◆ Instructions for the task ◆
Go through the lines below and copy each one that holds the string "JSON".

(Entries from a dataset)
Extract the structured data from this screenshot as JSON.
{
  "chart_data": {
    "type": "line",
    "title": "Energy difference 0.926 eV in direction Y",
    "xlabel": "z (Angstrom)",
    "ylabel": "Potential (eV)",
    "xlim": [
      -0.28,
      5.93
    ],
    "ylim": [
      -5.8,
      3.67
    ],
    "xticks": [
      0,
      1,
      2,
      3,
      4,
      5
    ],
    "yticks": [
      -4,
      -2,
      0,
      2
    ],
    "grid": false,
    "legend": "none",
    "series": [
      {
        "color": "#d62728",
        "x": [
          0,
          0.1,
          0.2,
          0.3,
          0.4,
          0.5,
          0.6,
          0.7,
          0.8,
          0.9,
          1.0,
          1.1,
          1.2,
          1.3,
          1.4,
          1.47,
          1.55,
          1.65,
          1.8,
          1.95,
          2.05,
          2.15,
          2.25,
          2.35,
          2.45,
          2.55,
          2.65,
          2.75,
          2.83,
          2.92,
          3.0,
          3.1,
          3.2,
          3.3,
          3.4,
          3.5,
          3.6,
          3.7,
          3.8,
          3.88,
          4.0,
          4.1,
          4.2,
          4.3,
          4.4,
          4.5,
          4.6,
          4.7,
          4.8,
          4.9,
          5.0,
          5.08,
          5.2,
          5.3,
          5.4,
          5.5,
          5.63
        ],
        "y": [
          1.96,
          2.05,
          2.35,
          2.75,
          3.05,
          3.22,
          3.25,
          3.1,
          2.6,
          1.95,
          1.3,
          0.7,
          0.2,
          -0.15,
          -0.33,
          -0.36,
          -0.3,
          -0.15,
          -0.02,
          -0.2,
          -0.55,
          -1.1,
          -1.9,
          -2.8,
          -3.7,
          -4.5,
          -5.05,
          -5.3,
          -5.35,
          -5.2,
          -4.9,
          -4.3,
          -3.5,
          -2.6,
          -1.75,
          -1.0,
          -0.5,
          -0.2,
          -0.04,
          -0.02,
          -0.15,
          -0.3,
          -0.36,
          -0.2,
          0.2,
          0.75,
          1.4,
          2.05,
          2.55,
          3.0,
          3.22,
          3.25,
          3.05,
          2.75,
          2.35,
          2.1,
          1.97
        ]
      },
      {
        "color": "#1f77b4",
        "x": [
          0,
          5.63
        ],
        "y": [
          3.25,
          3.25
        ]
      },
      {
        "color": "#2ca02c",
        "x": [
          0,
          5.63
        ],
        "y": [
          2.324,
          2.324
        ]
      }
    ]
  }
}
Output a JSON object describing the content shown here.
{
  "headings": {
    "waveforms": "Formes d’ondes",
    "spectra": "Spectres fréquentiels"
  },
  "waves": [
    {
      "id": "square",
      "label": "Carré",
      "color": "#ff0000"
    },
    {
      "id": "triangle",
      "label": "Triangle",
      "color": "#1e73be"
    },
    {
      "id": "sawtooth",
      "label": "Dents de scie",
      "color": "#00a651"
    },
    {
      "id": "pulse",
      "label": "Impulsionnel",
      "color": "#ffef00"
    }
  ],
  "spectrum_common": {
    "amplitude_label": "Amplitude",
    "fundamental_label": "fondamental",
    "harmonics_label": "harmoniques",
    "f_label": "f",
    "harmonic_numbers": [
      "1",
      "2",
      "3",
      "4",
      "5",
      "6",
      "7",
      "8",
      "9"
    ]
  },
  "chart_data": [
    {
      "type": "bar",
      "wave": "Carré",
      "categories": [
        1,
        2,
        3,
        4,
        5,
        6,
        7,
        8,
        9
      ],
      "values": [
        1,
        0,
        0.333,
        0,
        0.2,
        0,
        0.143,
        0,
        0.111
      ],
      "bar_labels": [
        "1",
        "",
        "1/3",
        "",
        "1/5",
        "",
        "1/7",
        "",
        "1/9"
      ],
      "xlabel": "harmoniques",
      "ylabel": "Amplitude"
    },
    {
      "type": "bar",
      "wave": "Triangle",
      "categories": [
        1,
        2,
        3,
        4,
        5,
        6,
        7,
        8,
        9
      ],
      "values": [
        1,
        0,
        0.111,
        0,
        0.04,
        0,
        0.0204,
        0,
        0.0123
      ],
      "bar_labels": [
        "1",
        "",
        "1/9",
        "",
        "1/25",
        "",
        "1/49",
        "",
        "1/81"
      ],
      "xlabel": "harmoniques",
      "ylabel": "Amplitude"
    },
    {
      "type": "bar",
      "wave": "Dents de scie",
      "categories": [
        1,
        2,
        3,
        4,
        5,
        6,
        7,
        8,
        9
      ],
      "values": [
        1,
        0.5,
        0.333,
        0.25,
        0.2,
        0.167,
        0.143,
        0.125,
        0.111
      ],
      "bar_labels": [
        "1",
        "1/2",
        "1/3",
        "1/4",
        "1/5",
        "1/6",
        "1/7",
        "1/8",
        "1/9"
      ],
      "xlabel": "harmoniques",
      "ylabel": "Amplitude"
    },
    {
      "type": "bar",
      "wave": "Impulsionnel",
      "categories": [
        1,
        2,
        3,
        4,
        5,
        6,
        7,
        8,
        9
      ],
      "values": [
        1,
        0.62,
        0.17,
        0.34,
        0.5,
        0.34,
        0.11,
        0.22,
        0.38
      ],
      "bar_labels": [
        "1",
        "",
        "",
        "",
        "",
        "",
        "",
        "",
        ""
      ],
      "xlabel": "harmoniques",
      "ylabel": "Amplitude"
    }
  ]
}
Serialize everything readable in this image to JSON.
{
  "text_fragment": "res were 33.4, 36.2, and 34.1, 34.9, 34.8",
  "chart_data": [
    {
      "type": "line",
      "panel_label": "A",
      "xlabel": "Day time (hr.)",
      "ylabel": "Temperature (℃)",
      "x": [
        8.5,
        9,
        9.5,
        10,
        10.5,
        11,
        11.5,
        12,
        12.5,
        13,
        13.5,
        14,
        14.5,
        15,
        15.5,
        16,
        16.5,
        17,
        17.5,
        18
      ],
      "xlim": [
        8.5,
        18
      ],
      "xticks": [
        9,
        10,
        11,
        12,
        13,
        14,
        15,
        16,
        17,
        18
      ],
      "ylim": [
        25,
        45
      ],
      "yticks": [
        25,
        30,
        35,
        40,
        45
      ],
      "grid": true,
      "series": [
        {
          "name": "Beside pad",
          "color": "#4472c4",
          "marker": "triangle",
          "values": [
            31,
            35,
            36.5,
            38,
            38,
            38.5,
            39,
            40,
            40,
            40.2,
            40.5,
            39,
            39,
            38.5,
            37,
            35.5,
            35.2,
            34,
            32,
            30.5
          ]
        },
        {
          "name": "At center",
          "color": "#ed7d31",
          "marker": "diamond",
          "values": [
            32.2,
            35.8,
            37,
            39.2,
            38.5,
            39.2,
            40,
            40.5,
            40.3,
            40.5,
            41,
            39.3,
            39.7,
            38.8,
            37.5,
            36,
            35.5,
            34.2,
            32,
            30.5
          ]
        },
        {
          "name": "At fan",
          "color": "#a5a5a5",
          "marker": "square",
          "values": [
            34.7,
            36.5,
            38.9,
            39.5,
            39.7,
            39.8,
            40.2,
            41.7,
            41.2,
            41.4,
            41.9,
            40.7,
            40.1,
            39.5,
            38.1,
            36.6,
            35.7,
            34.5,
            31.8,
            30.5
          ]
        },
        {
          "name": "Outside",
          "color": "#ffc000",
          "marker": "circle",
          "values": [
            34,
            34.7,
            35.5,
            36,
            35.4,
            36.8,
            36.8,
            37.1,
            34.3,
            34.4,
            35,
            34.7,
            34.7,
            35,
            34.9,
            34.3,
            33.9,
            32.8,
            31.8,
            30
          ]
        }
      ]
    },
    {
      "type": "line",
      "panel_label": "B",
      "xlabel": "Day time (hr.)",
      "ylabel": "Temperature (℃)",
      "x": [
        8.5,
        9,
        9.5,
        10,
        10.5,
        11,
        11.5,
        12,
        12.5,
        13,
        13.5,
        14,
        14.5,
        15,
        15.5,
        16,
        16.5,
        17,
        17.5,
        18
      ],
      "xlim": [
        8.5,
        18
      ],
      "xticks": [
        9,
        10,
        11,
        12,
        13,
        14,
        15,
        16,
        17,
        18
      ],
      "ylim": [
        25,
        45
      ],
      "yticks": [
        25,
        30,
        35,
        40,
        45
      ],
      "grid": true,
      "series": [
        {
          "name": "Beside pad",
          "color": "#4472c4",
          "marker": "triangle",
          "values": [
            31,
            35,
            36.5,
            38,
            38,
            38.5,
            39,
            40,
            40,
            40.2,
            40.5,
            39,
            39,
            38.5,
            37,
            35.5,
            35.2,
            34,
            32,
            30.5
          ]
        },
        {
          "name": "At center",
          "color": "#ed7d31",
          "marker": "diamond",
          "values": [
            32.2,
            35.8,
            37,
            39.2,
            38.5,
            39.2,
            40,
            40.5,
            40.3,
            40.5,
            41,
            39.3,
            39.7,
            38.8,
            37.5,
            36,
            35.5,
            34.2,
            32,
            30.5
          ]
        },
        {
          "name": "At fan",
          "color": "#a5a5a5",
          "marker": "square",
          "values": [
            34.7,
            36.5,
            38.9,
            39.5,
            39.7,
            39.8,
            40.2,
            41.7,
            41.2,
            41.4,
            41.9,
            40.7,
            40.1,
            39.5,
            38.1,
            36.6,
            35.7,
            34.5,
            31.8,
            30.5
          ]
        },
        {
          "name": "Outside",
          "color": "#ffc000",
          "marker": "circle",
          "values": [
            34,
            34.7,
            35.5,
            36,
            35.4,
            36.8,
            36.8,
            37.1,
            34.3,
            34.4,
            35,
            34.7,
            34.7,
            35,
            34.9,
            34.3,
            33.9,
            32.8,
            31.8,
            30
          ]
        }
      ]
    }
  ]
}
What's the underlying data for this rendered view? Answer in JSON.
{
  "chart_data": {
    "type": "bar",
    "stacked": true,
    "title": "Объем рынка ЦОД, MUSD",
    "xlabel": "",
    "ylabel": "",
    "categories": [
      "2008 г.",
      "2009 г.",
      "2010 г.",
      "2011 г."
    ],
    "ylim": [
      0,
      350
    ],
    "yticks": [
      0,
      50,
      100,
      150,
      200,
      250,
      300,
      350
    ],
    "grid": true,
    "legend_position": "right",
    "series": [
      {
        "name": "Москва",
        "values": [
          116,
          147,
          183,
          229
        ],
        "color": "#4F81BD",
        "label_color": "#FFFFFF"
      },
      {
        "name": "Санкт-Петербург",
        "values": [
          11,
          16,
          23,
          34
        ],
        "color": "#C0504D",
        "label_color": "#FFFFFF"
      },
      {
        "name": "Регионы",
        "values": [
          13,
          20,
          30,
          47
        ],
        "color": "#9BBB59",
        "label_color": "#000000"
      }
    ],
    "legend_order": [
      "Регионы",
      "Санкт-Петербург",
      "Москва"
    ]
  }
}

◆ Result of the exercise ◆
Extract the structured data from this screenshot as JSON.
Output a JSON object describing the content shown here.
Serialize everything readable in this image to JSON.
What's the underlying data for this rendered view? Answer in JSON.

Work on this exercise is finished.